= Exercise aim =
Across the listing below, how many lines hold "this"? Reply with the number by itself.

= Source data =
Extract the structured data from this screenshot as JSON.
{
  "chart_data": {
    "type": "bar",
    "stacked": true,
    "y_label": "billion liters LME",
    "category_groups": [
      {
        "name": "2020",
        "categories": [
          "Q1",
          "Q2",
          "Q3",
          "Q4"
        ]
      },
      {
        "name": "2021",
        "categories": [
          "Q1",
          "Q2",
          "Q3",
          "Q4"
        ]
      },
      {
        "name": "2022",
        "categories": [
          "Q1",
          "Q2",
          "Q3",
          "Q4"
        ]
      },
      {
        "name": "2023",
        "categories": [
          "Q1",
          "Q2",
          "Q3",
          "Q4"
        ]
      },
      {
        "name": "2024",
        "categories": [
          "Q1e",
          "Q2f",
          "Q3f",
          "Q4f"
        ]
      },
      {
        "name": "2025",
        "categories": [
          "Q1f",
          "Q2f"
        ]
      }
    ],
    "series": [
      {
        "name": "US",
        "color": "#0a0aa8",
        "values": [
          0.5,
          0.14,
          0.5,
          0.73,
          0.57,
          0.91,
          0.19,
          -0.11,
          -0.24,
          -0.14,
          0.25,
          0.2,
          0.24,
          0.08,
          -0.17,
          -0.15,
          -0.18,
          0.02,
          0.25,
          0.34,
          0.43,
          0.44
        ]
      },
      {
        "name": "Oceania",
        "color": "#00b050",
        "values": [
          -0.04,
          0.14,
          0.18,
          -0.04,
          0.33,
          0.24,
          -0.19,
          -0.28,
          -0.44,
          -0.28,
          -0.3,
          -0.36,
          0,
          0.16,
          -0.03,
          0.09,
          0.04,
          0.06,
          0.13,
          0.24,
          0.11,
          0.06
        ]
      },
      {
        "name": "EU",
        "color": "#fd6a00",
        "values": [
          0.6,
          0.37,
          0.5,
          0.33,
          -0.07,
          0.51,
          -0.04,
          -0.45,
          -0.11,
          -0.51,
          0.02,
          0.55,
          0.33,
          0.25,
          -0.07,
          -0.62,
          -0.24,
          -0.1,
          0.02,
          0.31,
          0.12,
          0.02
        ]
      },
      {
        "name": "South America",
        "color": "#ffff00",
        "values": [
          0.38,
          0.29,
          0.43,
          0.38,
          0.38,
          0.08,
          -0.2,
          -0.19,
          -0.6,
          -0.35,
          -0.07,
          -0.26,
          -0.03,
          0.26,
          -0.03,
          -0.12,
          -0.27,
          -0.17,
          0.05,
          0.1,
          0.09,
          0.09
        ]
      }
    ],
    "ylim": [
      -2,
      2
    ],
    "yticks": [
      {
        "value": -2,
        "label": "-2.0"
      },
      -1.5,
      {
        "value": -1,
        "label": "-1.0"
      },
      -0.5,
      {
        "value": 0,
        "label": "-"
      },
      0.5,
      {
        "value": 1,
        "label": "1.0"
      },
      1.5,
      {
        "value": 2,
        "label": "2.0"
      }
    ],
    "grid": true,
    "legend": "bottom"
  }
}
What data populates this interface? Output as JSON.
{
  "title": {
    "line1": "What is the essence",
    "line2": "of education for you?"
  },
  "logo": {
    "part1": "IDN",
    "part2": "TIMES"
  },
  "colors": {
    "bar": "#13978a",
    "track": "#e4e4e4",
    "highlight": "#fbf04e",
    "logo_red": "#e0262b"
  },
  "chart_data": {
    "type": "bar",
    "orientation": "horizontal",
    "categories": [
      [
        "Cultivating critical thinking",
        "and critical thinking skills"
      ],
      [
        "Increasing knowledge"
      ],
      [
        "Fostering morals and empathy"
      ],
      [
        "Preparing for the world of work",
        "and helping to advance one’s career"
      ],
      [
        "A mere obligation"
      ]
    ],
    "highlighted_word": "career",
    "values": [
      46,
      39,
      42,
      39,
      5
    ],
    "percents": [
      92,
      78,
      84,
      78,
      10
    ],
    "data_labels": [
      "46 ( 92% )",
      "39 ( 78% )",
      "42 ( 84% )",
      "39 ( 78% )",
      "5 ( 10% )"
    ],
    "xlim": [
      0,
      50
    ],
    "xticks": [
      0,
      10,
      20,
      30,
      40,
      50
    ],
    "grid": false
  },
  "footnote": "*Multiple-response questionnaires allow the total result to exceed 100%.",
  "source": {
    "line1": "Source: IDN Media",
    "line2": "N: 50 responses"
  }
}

= Complete response =
2